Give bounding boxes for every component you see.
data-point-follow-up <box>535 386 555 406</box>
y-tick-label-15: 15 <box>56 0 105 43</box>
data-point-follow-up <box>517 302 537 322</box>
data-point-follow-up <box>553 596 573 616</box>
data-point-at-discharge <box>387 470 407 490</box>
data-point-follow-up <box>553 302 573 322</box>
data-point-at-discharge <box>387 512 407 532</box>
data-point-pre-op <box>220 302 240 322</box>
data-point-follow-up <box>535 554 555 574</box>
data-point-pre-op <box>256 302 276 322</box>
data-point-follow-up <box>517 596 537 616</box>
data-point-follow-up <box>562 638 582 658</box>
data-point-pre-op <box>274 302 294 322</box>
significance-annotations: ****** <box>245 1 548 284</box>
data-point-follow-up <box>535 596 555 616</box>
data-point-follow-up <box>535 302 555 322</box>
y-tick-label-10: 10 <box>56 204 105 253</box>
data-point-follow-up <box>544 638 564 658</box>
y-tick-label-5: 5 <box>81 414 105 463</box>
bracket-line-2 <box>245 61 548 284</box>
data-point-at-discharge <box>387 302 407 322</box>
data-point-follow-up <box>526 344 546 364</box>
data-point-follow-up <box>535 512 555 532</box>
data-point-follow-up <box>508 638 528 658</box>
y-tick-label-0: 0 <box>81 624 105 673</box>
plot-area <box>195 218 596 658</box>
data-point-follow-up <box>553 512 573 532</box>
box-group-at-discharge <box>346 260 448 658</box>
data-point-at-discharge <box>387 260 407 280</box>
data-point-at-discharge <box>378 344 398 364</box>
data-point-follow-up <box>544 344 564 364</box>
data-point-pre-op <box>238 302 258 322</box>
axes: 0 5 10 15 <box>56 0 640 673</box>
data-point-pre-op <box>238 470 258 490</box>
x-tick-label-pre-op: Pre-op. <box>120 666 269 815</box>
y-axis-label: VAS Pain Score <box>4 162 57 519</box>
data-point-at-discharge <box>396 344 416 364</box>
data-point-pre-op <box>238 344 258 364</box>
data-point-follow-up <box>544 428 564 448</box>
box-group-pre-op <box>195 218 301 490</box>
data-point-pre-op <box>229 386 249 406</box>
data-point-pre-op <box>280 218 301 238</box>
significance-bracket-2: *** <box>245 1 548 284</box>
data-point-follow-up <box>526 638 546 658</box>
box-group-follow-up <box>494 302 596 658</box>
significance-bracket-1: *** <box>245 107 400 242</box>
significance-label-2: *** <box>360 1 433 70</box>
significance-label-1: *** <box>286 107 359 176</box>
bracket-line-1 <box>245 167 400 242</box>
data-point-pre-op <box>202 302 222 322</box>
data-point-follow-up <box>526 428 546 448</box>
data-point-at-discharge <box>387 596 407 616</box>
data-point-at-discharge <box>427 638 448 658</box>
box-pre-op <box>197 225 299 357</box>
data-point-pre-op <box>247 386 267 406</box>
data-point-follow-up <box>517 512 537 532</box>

━━━━━━

Can you output the material above word for word, from its first line up to and including the line with "box-group-at-discharge <box>346 260", and nothing more?

Give bounding boxes for every component you see.
data-point-follow-up <box>535 386 555 406</box>
y-tick-label-15: 15 <box>56 0 105 43</box>
data-point-follow-up <box>517 302 537 322</box>
data-point-follow-up <box>553 596 573 616</box>
data-point-at-discharge <box>387 470 407 490</box>
data-point-follow-up <box>553 302 573 322</box>
data-point-at-discharge <box>387 512 407 532</box>
data-point-pre-op <box>220 302 240 322</box>
data-point-follow-up <box>535 554 555 574</box>
data-point-pre-op <box>256 302 276 322</box>
data-point-follow-up <box>517 596 537 616</box>
data-point-follow-up <box>562 638 582 658</box>
data-point-pre-op <box>274 302 294 322</box>
significance-annotations: ****** <box>245 1 548 284</box>
data-point-follow-up <box>535 596 555 616</box>
data-point-follow-up <box>535 302 555 322</box>
y-tick-label-10: 10 <box>56 204 105 253</box>
data-point-follow-up <box>544 638 564 658</box>
y-tick-label-5: 5 <box>81 414 105 463</box>
bracket-line-2 <box>245 61 548 284</box>
data-point-at-discharge <box>387 302 407 322</box>
data-point-follow-up <box>526 344 546 364</box>
data-point-follow-up <box>535 512 555 532</box>
data-point-follow-up <box>508 638 528 658</box>
y-tick-label-0: 0 <box>81 624 105 673</box>
plot-area <box>195 218 596 658</box>
data-point-follow-up <box>553 512 573 532</box>
box-group-at-discharge <box>346 260 448 658</box>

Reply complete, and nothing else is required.